INSTRUCTIONS FOR THE TASK: Produce the listing below again, exactly as shown.

:: EXERCISE MATERIAL

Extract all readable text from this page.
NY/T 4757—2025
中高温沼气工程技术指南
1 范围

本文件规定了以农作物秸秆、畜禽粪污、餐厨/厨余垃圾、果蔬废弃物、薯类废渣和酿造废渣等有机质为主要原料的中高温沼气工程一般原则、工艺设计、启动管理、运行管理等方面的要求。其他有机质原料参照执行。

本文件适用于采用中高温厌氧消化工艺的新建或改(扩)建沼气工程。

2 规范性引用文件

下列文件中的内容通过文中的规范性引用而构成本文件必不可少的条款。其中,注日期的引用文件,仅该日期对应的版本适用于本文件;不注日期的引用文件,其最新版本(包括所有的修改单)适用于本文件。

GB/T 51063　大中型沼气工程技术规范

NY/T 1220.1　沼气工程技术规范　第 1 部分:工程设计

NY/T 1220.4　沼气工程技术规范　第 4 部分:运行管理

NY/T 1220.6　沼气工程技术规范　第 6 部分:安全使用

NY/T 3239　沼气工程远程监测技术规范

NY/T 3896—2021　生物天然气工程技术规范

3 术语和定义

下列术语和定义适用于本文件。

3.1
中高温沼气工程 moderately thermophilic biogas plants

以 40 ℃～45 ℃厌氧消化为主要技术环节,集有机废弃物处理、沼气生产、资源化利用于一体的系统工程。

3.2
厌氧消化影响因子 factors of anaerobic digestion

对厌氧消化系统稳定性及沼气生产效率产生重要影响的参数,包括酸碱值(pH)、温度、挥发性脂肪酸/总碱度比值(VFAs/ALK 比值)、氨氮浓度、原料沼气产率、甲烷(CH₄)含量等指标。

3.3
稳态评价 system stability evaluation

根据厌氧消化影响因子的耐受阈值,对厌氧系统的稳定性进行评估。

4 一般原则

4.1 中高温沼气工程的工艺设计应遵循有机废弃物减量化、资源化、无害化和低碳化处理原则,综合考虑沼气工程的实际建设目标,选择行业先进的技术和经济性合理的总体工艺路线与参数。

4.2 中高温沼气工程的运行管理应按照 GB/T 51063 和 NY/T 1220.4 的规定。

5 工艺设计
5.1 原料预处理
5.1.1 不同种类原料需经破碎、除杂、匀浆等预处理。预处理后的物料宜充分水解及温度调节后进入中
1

::::

ANSWER TO THE EXERCISE:
Extract all readable text from this page.
NY/T 4757—2025
中高温沼气工程技术指南
1 范围

本文件规定了以农作物秸秆、畜禽粪污、餐厨/厨余垃圾、果蔬废弃物、薯类废渣和酿造废渣等有机质为主要原料的中高温沼气工程一般原则、工艺设计、启动管理、运行管理等方面的要求。其他有机质原料参照执行。

本文件适用于采用中高温厌氧消化工艺的新建或改(扩)建沼气工程。

2 规范性引用文件

下列文件中的内容通过文中的规范性引用而构成本文件必不可少的条款。其中,注日期的引用文件,仅该日期对应的版本适用于本文件;不注日期的引用文件,其最新版本(包括所有的修改单)适用于本文件。

GB/T 51063　大中型沼气工程技术规范

NY/T 1220.1　沼气工程技术规范　第 1 部分:工程设计

NY/T 1220.4　沼气工程技术规范　第 4 部分:运行管理

NY/T 1220.6　沼气工程技术规范　第 6 部分:安全使用

NY/T 3239　沼气工程远程监测技术规范

NY/T 3896—2021　生物天然气工程技术规范

3 术语和定义

下列术语和定义适用于本文件。

3.1
中高温沼气工程 moderately thermophilic biogas plants

以 40 ℃～45 ℃厌氧消化为主要技术环节,集有机废弃物处理、沼气生产、资源化利用于一体的系统工程。

3.2
厌氧消化影响因子 factors of anaerobic digestion

对厌氧消化系统稳定性及沼气生产效率产生重要影响的参数,包括酸碱值(pH)、温度、挥发性脂肪酸/总碱度比值(VFAs/ALK 比值)、氨氮浓度、原料沼气产率、甲烷(CH₄)含量等指标。

3.3
稳态评价 system stability evaluation

根据厌氧消化影响因子的耐受阈值,对厌氧系统的稳定性进行评估。

4 一般原则

4.1 中高温沼气工程的工艺设计应遵循有机废弃物减量化、资源化、无害化和低碳化处理原则,综合考虑沼气工程的实际建设目标,选择行业先进的技术和经济性合理的总体工艺路线与参数。

4.2 中高温沼气工程的运行管理应按照 GB/T 51063 和 NY/T 1220.4 的规定。

5 工艺设计
5.1 原料预处理
5.1.1 不同种类原料需经破碎、除杂、匀浆等预处理。预处理后的物料宜充分水解及温度调节后进入中
1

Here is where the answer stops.